## Written instruction
How many lines of the entries below include the word "Республики"? Answer with the number alone.
--- start Data rows ---
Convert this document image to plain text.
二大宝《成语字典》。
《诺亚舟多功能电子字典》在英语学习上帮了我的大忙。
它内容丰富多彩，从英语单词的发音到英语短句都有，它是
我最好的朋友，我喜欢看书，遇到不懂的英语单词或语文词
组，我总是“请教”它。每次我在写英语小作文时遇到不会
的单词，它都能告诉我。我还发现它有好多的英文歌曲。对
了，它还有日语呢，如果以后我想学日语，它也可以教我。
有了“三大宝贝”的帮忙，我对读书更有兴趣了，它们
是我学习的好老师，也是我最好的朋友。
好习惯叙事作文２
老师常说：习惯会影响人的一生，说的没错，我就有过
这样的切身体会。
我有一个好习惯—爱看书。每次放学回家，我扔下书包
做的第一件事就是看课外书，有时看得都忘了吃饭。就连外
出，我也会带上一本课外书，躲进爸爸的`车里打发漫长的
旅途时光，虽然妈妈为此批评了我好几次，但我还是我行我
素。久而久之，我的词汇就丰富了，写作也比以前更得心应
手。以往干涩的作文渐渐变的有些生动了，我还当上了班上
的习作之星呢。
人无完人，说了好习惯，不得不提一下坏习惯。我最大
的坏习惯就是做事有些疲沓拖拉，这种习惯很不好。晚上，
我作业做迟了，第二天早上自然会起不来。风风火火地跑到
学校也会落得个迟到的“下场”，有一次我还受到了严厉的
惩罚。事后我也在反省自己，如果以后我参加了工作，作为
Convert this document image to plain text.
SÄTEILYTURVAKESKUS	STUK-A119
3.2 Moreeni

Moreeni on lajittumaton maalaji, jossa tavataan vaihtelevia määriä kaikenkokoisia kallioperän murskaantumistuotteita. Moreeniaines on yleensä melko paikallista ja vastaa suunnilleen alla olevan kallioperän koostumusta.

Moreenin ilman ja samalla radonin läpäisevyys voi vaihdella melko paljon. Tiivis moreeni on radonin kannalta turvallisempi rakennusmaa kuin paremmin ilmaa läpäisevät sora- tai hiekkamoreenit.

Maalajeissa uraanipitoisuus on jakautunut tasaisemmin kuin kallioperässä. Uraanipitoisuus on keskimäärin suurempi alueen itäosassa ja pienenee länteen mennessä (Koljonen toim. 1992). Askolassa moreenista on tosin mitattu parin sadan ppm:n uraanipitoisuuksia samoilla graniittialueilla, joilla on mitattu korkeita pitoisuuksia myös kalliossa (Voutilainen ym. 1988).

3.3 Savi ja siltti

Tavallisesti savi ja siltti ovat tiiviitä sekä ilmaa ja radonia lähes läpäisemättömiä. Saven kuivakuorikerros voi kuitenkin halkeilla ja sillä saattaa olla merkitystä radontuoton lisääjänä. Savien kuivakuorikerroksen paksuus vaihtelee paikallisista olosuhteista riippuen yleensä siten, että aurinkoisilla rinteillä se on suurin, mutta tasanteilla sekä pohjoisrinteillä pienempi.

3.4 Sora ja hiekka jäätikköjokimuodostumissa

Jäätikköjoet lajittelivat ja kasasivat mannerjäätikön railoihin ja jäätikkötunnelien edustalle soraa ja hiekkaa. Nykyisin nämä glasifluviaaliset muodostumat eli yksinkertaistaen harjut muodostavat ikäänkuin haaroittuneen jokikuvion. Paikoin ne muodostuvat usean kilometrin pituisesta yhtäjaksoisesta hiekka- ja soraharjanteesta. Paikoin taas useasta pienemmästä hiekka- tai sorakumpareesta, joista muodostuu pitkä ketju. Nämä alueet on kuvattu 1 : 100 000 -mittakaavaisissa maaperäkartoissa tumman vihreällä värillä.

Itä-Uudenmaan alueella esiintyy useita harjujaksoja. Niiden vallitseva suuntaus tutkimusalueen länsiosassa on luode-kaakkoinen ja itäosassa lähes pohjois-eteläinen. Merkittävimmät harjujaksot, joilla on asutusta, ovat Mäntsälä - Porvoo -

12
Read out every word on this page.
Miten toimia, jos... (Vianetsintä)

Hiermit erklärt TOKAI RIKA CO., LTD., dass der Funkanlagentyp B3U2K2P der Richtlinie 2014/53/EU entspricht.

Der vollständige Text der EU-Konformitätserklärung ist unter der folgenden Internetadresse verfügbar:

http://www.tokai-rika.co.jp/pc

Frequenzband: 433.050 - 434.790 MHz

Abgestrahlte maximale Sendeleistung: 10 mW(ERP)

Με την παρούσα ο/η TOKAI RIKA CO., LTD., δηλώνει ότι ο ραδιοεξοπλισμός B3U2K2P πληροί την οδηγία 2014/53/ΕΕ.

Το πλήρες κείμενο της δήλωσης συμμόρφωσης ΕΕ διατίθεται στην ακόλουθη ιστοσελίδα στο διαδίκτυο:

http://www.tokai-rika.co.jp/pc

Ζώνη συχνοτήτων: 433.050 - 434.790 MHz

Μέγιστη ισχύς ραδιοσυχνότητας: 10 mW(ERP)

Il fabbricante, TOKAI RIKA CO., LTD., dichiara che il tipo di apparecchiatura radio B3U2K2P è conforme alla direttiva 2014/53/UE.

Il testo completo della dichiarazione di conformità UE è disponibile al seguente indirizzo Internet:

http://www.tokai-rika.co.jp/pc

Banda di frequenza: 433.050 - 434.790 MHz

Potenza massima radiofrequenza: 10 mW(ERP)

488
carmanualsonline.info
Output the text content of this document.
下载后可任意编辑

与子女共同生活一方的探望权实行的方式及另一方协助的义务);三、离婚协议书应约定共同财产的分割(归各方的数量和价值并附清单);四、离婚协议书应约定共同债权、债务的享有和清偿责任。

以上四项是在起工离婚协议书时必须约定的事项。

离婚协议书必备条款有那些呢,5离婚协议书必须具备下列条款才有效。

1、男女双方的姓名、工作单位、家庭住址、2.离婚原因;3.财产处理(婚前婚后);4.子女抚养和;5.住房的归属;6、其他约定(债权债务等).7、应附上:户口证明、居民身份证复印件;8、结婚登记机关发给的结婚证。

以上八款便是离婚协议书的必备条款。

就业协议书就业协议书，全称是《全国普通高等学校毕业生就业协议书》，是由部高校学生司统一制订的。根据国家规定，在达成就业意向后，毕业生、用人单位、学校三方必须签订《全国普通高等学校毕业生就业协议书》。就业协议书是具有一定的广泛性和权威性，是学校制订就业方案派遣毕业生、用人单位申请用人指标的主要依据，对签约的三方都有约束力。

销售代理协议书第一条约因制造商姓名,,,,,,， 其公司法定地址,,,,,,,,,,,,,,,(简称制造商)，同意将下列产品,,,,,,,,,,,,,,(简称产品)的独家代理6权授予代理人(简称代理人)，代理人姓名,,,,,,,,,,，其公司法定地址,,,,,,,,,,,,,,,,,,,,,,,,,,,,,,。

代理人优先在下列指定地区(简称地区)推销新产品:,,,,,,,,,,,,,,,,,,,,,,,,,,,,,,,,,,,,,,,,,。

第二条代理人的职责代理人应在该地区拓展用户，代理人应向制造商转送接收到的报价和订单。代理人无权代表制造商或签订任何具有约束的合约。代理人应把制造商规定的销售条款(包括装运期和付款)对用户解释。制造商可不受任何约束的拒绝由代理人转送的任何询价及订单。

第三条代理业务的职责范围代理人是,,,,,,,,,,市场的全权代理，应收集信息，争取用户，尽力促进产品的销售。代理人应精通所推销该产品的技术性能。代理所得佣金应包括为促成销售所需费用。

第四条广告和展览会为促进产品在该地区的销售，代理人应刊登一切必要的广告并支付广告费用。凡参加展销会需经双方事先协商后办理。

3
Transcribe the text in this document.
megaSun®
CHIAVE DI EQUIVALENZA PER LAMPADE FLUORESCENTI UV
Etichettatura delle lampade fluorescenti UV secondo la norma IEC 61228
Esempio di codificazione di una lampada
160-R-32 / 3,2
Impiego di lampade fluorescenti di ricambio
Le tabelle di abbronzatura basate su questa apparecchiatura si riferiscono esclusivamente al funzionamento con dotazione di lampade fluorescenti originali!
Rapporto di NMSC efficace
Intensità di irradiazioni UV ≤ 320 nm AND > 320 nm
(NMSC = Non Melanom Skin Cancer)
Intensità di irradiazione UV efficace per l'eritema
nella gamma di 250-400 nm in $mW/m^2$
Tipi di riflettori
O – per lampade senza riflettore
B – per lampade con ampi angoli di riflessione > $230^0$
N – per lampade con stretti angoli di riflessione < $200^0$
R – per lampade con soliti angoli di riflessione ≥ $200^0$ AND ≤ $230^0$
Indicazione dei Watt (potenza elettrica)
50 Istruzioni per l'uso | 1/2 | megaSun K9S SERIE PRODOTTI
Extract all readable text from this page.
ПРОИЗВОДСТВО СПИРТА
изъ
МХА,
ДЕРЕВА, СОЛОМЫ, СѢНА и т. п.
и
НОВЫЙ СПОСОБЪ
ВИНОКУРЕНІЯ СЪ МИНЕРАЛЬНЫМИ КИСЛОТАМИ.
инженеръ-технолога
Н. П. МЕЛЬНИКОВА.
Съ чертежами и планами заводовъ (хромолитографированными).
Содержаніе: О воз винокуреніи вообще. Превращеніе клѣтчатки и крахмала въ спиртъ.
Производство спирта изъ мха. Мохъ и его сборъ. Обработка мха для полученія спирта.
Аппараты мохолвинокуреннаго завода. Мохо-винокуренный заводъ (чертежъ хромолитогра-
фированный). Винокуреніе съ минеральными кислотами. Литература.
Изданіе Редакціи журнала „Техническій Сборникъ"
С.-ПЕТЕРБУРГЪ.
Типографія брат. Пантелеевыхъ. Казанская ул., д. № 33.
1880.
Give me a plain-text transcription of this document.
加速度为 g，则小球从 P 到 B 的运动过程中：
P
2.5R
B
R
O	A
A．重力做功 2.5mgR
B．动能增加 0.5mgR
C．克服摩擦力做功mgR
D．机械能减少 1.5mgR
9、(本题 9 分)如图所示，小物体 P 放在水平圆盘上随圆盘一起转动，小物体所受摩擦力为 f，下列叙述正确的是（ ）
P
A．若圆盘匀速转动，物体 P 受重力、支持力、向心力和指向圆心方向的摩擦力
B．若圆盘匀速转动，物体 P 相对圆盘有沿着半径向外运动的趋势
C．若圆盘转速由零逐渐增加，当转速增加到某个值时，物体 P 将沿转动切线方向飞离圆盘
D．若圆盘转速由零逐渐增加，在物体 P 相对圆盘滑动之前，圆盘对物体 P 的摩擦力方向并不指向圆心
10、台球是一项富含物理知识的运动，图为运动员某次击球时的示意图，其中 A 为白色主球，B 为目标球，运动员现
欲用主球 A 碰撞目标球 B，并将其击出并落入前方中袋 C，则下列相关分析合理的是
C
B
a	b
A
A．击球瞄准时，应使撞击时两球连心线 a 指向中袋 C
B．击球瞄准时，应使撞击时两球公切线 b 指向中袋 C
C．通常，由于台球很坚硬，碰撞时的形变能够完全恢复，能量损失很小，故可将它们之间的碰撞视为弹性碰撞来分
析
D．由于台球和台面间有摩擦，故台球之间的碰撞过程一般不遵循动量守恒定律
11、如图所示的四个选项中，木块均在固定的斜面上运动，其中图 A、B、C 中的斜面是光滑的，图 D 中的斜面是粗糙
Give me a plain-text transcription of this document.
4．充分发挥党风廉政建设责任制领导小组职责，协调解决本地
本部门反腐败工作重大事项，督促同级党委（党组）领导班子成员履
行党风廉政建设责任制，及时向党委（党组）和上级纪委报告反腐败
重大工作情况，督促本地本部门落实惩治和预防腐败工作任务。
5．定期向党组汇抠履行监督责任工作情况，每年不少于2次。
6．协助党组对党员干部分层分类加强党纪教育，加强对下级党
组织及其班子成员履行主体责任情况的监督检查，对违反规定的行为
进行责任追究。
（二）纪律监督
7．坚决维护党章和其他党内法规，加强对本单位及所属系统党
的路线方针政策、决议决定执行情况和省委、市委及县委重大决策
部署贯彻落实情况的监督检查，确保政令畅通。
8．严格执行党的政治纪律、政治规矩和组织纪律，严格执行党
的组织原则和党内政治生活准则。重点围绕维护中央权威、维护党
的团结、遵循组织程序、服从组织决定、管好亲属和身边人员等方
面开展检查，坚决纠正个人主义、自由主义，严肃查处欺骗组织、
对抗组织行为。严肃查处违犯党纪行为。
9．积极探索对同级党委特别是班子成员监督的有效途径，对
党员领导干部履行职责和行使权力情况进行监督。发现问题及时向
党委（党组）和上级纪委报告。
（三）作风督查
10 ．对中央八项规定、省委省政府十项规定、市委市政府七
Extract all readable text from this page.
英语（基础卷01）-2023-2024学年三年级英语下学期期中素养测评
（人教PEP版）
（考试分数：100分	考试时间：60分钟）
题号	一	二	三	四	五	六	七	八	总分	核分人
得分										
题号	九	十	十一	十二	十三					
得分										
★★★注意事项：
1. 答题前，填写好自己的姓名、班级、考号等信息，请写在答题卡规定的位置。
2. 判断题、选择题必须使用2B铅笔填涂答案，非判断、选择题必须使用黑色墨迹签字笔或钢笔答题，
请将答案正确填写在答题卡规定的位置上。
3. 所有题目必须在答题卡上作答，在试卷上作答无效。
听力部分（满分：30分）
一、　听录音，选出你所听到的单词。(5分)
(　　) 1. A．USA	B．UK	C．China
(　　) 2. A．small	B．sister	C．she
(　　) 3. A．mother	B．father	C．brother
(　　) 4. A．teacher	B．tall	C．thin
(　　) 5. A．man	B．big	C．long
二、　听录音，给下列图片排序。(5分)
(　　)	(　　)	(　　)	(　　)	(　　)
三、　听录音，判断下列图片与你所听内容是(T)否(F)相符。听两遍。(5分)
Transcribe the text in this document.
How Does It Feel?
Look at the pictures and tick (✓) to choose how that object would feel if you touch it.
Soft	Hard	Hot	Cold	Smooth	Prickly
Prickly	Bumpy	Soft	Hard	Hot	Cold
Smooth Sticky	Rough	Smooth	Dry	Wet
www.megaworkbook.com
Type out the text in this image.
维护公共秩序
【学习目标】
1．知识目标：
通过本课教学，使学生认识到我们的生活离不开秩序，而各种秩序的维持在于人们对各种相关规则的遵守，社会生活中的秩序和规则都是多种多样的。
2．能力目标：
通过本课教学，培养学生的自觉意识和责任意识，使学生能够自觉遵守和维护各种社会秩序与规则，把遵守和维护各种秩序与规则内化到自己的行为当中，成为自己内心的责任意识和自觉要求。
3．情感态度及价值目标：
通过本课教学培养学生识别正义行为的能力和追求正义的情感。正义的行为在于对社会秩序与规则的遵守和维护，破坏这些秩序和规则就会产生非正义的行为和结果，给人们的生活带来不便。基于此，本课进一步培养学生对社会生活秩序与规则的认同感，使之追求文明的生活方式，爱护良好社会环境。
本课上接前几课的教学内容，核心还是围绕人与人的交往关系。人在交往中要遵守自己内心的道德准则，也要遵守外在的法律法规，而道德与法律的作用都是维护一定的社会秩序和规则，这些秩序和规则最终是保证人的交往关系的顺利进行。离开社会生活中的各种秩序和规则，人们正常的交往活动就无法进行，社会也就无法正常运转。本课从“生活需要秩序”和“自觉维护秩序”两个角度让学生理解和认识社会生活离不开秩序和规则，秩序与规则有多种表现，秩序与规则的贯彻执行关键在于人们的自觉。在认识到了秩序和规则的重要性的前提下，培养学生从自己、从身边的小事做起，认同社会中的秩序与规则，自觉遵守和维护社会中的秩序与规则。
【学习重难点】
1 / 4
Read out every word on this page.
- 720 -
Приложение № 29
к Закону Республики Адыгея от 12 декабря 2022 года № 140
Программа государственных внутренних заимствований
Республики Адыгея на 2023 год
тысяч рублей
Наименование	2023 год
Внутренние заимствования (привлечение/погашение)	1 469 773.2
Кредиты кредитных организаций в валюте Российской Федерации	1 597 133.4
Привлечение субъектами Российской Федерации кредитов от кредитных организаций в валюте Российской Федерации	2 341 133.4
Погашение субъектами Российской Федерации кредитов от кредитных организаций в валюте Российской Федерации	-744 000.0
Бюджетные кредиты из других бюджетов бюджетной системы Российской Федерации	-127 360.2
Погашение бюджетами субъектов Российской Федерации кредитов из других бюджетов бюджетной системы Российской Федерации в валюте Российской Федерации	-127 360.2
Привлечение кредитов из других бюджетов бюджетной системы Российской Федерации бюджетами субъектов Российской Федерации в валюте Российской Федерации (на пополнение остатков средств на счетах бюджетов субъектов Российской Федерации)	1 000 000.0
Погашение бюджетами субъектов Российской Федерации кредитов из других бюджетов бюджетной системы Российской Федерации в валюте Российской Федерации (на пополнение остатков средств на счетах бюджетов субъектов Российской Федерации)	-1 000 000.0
--- end Data rows ---
## Answer to this exercise
2